TASK TO COMPLETE | Identify the lines that contain the string "panel" and copy all of them.
>> start INFORMATION GIVEN
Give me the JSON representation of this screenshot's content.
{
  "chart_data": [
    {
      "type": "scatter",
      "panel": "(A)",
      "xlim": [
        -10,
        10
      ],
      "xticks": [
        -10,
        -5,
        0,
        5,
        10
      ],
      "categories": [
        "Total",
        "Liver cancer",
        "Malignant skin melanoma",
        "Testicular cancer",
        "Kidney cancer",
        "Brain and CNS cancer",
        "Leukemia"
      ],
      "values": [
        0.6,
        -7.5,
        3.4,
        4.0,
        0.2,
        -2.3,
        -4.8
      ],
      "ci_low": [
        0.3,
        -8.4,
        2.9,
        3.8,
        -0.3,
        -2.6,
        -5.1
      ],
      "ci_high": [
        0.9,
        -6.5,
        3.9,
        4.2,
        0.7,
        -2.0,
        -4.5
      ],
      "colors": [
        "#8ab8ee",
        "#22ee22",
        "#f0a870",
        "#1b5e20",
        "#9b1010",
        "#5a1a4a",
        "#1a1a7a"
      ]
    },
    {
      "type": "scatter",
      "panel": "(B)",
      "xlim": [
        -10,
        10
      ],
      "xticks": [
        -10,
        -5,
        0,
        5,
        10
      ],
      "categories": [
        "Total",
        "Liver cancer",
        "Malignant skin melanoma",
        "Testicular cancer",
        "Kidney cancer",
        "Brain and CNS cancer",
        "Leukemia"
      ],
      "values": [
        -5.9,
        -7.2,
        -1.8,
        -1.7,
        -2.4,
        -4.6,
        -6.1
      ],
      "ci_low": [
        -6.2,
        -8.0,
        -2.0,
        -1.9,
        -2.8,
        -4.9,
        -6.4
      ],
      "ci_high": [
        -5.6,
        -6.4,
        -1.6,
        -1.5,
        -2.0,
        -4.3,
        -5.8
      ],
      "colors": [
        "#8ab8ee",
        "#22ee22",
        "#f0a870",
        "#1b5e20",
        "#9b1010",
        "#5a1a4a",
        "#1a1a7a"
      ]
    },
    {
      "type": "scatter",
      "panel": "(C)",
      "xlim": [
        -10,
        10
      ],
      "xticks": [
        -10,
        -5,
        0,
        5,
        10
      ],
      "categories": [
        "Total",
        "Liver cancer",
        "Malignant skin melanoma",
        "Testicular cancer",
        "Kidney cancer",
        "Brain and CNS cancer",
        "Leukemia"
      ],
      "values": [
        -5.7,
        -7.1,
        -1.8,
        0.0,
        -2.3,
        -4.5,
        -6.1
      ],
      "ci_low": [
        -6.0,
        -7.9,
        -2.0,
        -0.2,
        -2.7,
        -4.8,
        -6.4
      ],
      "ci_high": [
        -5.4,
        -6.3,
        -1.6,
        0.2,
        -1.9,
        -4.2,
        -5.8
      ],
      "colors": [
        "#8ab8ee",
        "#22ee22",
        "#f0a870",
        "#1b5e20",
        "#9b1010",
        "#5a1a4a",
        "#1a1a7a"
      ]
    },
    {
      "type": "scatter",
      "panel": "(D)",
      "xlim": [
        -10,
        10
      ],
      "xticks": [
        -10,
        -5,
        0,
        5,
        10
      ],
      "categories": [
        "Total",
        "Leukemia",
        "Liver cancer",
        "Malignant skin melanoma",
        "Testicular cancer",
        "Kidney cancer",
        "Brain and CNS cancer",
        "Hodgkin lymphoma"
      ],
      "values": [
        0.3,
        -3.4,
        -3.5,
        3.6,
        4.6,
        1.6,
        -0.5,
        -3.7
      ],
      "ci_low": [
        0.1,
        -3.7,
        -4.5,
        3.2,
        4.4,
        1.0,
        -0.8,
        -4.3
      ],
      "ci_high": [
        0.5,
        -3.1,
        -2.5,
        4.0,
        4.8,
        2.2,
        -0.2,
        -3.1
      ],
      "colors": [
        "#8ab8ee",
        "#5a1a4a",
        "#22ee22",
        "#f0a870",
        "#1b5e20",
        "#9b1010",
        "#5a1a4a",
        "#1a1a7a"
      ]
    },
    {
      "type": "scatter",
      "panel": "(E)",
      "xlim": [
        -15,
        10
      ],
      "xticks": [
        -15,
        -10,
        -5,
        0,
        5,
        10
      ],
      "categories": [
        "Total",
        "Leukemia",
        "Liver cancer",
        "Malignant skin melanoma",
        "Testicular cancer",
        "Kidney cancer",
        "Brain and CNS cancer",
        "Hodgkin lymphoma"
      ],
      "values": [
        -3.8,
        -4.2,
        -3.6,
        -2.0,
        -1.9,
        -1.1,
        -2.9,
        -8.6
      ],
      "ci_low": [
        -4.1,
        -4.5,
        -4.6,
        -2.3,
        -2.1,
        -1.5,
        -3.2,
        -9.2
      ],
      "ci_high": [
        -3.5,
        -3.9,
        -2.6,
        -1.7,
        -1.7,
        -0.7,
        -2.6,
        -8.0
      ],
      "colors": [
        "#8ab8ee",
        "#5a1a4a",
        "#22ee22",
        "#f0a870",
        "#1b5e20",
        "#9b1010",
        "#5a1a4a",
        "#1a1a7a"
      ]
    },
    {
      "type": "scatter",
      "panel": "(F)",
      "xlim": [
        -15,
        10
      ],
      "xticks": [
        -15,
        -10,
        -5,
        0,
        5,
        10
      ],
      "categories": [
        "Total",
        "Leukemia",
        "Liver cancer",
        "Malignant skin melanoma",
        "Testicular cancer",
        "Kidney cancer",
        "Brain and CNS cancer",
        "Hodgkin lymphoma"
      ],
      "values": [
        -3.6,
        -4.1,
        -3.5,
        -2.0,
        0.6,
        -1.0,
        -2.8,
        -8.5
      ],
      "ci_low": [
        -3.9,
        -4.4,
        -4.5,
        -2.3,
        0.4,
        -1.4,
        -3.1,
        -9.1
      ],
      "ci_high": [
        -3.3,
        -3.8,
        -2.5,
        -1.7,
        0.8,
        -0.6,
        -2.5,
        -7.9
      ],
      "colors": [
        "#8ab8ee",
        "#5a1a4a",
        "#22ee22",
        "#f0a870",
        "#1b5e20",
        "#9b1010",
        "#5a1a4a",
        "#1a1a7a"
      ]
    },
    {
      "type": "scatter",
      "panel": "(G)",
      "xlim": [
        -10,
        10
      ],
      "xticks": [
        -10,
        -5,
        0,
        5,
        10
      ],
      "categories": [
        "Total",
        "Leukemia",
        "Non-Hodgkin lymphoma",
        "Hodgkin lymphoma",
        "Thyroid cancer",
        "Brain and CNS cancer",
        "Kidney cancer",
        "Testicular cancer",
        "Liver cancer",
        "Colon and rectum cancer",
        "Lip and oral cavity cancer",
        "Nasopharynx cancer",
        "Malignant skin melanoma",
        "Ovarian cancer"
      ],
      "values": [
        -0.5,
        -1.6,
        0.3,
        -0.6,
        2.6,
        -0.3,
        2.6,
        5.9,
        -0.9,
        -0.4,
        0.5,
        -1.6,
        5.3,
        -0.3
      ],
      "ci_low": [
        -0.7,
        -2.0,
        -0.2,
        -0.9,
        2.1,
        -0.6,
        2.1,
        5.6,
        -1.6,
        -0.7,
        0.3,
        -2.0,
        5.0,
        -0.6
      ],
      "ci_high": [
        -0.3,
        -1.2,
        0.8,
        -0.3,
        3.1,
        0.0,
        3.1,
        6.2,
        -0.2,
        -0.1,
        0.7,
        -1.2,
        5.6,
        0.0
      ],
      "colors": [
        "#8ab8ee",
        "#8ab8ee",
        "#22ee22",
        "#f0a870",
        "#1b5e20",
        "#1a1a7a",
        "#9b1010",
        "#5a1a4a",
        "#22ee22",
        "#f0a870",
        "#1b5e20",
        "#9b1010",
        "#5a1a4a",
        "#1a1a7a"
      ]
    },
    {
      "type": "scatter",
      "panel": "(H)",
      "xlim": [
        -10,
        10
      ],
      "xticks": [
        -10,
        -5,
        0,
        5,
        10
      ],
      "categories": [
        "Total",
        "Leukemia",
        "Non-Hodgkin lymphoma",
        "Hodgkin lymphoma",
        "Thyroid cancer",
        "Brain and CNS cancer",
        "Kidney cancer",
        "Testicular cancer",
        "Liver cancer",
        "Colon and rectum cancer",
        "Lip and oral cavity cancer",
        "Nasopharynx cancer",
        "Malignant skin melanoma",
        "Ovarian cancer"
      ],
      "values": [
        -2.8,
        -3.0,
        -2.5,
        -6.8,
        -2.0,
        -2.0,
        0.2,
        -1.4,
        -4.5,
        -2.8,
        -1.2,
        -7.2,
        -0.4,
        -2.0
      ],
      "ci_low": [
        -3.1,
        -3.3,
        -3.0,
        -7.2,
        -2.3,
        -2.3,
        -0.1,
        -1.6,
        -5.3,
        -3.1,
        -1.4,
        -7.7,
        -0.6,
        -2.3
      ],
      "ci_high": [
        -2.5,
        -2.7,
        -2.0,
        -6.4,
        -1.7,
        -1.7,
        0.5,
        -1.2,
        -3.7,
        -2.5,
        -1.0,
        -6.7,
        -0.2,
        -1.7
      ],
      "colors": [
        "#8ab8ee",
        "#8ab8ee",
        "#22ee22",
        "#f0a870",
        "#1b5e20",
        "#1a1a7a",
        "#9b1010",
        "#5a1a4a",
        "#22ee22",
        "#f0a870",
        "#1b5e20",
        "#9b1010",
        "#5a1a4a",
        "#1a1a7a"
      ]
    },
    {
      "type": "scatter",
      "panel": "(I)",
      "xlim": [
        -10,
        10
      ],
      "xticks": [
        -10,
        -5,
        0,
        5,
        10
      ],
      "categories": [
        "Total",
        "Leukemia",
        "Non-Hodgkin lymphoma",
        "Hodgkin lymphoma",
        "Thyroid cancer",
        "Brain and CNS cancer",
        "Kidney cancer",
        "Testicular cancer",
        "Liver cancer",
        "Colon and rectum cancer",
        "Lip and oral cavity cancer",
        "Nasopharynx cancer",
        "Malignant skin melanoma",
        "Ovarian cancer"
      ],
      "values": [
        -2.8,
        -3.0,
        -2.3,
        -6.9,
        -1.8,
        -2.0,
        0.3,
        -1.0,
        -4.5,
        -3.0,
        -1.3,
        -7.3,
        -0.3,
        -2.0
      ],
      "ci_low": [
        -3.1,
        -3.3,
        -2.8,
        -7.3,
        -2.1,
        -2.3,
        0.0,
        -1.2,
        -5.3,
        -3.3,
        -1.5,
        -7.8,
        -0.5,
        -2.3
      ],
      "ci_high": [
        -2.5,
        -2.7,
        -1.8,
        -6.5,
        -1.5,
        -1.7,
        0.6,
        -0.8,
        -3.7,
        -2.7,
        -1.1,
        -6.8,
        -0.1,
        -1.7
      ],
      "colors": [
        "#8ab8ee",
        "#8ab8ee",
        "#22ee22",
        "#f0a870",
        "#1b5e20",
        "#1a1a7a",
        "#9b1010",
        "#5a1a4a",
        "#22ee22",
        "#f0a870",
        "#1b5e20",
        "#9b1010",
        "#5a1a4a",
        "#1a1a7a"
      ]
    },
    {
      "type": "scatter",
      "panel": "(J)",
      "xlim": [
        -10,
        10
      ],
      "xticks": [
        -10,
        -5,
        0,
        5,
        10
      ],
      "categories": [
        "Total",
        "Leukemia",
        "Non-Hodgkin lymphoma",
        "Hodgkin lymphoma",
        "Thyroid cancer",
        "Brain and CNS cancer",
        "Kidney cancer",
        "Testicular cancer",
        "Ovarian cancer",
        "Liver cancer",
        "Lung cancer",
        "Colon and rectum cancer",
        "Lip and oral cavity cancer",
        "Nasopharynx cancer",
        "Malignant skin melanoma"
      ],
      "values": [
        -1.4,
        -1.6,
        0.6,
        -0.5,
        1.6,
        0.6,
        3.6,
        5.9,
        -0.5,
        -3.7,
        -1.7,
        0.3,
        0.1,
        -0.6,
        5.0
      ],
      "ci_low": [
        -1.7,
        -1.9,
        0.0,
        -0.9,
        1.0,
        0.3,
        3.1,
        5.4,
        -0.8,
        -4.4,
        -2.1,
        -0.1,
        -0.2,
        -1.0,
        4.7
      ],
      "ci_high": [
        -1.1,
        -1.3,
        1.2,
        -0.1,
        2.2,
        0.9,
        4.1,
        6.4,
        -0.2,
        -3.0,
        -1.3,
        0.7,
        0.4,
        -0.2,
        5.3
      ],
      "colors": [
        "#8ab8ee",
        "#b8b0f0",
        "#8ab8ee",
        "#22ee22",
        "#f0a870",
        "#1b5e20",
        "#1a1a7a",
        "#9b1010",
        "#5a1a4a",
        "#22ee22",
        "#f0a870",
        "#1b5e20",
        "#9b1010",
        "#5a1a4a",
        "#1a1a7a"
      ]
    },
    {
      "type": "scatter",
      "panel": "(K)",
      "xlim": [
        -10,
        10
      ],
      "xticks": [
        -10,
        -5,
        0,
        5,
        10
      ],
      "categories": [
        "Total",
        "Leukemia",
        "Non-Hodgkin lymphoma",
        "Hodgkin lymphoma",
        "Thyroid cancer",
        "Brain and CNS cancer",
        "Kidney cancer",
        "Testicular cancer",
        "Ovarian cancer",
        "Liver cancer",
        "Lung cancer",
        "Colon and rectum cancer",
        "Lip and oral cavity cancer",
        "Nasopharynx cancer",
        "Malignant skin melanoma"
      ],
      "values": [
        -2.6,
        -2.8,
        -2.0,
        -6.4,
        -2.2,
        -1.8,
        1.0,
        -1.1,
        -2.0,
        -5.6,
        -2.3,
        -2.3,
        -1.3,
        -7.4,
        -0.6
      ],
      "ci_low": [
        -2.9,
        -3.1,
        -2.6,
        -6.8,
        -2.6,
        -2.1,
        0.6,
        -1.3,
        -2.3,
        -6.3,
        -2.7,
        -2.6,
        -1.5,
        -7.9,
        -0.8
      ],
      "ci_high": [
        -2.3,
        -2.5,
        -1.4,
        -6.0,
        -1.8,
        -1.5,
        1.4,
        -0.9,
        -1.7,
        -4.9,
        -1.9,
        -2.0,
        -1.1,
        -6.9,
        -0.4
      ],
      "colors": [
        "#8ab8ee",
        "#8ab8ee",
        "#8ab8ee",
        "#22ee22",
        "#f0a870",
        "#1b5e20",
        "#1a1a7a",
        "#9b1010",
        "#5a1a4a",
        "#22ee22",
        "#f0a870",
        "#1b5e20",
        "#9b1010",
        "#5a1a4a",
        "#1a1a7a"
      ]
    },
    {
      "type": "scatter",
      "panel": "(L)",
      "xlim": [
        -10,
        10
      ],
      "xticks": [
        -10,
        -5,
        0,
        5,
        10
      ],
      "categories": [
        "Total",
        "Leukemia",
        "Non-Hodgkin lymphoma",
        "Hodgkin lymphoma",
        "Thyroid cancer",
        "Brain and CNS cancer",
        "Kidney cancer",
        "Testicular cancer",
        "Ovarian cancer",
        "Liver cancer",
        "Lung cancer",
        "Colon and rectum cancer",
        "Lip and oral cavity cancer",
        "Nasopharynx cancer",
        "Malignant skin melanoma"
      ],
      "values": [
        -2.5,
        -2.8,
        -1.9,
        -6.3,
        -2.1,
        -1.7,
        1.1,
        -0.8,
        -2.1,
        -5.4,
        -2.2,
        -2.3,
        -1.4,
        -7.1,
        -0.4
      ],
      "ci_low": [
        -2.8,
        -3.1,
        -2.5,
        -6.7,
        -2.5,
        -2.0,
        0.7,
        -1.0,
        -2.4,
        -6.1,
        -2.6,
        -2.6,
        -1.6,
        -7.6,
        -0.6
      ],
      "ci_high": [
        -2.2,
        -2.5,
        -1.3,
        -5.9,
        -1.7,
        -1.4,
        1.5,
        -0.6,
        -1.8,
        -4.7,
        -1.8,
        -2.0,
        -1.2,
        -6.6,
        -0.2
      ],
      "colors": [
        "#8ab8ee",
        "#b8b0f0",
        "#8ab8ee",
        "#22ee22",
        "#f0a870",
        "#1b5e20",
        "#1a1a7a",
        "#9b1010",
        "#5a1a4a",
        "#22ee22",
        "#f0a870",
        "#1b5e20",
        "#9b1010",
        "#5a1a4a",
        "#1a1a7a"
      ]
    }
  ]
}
>> end INFORMATION GIVEN
RESPONSE TO THE EXERCISE |
      "panel": "(A)",
      "panel": "(B)",
      "panel": "(C)",
      "panel": "(D)",
      "panel": "(E)",
      "panel": "(F)",
      "panel": "(G)",
      "panel": "(H)",
      "panel": "(I)",
      "panel": "(J)",
      "panel": "(K)",
      "panel": "(L)",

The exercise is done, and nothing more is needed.